- TASK PROMPT
Every line with the word "horizontal" in it should be extracted from the data that follows.

- RECORD EXCERPTS
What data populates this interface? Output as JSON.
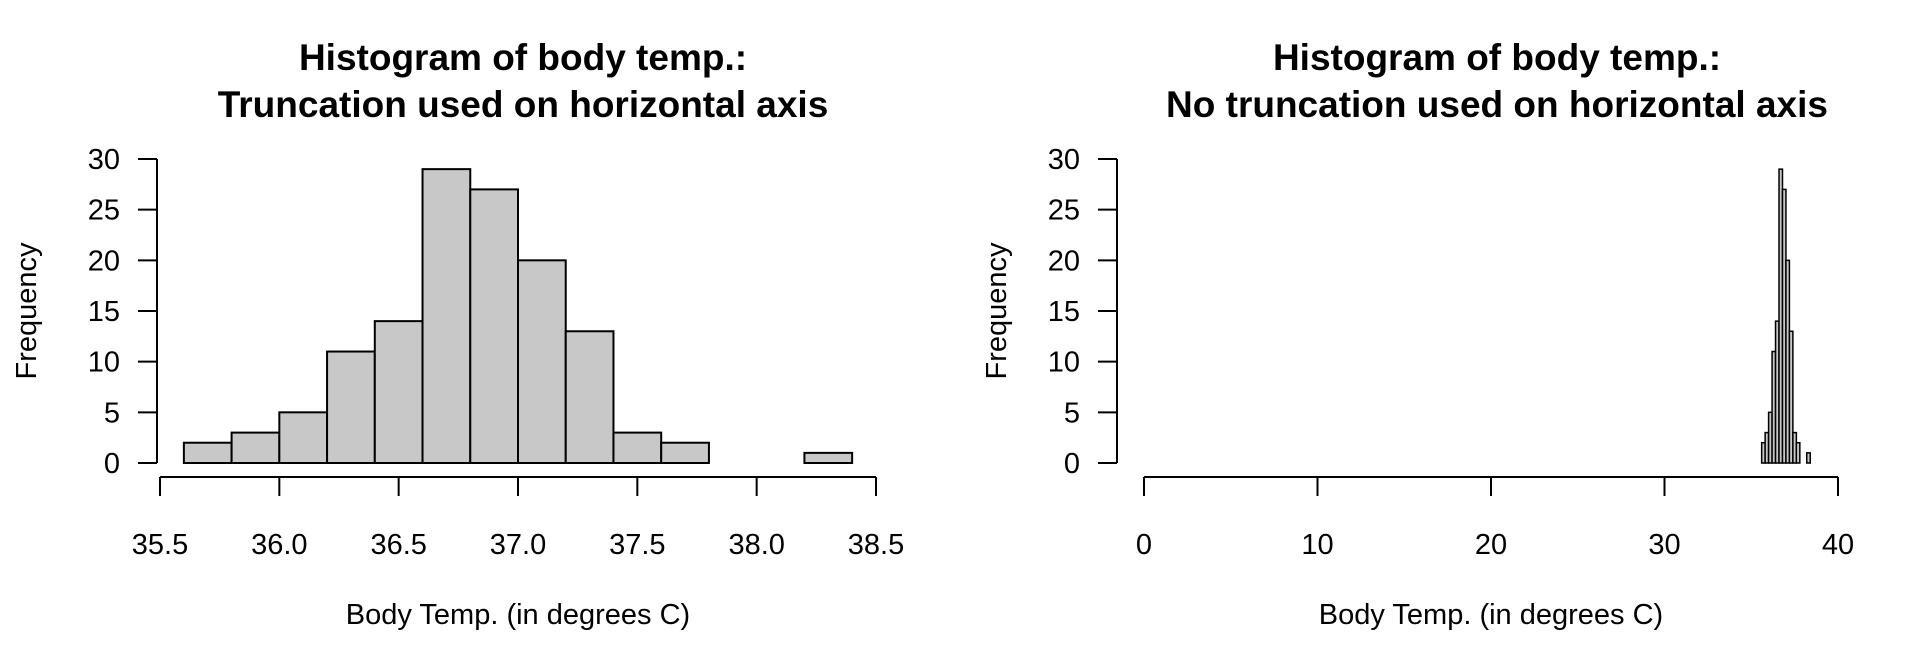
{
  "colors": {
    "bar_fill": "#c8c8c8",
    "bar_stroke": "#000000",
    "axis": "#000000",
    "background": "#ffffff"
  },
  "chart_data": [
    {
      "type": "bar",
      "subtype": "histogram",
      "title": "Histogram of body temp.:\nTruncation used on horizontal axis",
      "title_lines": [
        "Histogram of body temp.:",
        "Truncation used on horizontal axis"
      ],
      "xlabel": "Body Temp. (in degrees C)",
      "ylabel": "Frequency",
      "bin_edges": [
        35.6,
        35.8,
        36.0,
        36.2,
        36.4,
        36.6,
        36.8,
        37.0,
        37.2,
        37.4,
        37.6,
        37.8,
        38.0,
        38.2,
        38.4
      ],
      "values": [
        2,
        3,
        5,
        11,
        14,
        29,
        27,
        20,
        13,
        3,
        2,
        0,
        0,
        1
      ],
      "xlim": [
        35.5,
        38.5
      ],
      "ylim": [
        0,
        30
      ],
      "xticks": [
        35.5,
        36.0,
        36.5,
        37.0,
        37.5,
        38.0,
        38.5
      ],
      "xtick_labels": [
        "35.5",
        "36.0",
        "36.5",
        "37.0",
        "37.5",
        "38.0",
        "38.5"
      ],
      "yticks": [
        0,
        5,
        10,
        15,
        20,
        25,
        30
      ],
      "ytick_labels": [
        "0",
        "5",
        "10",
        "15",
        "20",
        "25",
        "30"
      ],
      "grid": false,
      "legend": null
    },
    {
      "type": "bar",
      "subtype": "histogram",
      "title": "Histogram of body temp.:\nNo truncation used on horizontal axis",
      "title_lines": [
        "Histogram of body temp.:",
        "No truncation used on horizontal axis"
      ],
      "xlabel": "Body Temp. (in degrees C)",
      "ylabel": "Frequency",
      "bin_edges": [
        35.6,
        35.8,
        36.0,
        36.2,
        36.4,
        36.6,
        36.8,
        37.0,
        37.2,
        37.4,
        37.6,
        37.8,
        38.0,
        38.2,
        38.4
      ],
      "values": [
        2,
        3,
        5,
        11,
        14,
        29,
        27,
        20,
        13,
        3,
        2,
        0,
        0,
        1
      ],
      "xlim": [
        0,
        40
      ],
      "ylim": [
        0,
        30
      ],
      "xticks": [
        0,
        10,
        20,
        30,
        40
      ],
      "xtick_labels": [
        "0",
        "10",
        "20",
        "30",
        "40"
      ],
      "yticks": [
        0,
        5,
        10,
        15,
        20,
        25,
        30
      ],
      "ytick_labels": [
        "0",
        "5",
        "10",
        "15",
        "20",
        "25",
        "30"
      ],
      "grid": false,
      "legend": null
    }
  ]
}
==
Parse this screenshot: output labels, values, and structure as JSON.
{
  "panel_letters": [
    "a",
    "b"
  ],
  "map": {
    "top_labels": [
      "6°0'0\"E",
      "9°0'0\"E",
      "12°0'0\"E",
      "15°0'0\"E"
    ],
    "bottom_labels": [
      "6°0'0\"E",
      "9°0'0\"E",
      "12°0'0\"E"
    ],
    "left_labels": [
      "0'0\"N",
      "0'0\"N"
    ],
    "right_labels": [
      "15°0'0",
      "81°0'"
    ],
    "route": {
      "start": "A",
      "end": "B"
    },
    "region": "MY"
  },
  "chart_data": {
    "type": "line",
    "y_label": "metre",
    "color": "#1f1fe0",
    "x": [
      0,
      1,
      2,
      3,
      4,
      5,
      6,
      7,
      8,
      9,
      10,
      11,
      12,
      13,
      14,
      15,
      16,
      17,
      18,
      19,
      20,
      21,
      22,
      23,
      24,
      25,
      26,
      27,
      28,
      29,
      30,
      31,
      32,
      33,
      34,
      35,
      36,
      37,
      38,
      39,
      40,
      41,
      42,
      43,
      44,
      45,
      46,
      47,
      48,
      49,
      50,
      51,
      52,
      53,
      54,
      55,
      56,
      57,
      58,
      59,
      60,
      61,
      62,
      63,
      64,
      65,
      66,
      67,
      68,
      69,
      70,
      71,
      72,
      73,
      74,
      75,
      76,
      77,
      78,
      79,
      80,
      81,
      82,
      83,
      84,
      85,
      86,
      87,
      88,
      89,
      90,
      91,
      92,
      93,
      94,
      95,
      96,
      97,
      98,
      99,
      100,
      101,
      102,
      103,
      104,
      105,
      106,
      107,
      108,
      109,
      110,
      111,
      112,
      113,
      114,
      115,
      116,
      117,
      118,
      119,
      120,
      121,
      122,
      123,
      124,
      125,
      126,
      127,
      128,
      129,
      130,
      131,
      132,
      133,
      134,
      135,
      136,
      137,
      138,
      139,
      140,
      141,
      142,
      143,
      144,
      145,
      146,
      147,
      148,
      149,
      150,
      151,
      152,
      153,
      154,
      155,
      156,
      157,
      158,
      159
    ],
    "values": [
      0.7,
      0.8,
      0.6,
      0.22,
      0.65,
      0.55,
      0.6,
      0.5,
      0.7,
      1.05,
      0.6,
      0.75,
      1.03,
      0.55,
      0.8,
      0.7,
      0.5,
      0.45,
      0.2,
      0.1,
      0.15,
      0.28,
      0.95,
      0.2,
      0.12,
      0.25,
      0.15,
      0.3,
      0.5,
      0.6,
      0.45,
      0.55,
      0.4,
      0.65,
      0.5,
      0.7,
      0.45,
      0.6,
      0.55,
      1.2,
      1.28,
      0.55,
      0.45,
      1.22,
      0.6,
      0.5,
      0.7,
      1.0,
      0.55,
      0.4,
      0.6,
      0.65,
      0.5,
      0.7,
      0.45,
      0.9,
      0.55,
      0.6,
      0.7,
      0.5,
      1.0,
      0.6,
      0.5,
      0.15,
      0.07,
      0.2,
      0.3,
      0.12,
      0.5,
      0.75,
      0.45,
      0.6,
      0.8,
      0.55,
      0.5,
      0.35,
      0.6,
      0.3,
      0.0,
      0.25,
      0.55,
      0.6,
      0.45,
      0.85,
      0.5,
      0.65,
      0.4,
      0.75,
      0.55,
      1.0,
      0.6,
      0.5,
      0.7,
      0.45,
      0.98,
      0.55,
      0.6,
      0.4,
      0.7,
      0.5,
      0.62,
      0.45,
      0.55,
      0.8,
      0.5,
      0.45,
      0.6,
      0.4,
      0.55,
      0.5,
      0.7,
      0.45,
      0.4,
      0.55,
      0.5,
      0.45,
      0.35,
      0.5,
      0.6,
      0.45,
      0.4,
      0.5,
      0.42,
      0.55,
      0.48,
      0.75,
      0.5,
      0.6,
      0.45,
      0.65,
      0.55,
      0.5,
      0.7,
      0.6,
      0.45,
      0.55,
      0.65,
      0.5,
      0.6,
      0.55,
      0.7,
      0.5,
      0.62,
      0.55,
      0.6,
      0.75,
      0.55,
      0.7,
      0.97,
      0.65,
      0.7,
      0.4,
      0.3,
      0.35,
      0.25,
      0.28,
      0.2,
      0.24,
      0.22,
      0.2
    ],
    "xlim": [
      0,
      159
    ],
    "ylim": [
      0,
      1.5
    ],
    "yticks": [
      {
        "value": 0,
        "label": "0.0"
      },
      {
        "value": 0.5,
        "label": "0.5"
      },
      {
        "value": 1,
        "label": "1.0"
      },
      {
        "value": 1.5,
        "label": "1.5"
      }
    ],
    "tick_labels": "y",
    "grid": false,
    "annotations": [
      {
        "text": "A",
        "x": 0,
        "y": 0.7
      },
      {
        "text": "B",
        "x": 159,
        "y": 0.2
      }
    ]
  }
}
==
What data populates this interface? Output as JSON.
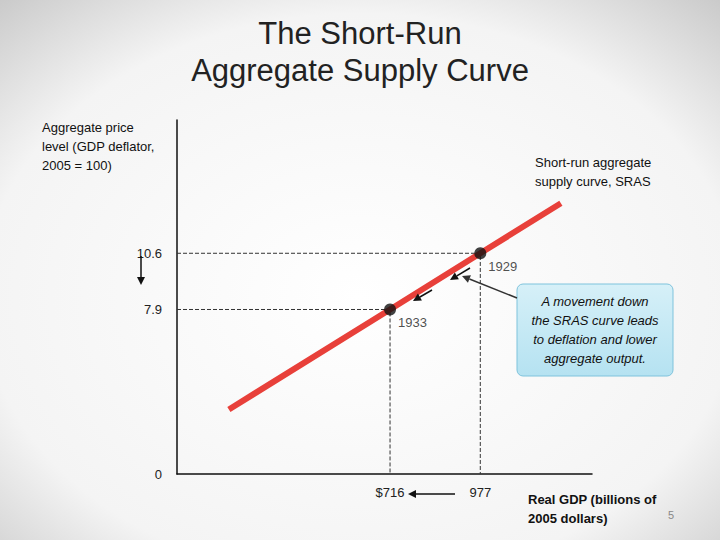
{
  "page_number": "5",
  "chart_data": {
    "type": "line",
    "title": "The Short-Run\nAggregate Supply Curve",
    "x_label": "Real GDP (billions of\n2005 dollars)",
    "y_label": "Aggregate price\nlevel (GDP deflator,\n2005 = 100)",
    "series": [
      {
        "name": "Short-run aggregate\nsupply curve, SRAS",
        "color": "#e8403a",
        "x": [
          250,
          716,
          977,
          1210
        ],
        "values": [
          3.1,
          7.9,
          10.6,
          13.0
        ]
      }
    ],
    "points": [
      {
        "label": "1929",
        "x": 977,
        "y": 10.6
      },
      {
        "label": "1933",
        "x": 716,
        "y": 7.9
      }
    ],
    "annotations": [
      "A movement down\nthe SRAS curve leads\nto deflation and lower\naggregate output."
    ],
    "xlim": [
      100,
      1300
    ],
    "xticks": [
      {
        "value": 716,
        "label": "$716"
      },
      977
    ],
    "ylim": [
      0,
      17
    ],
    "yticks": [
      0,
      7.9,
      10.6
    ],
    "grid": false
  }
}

- FULL SOLUTION
      "title": "Histogram of body temp.:\nTruncation used on horizontal axis",
        "Truncation used on horizontal axis"
      "title": "Histogram of body temp.:\nNo truncation used on horizontal axis",
        "No truncation used on horizontal axis"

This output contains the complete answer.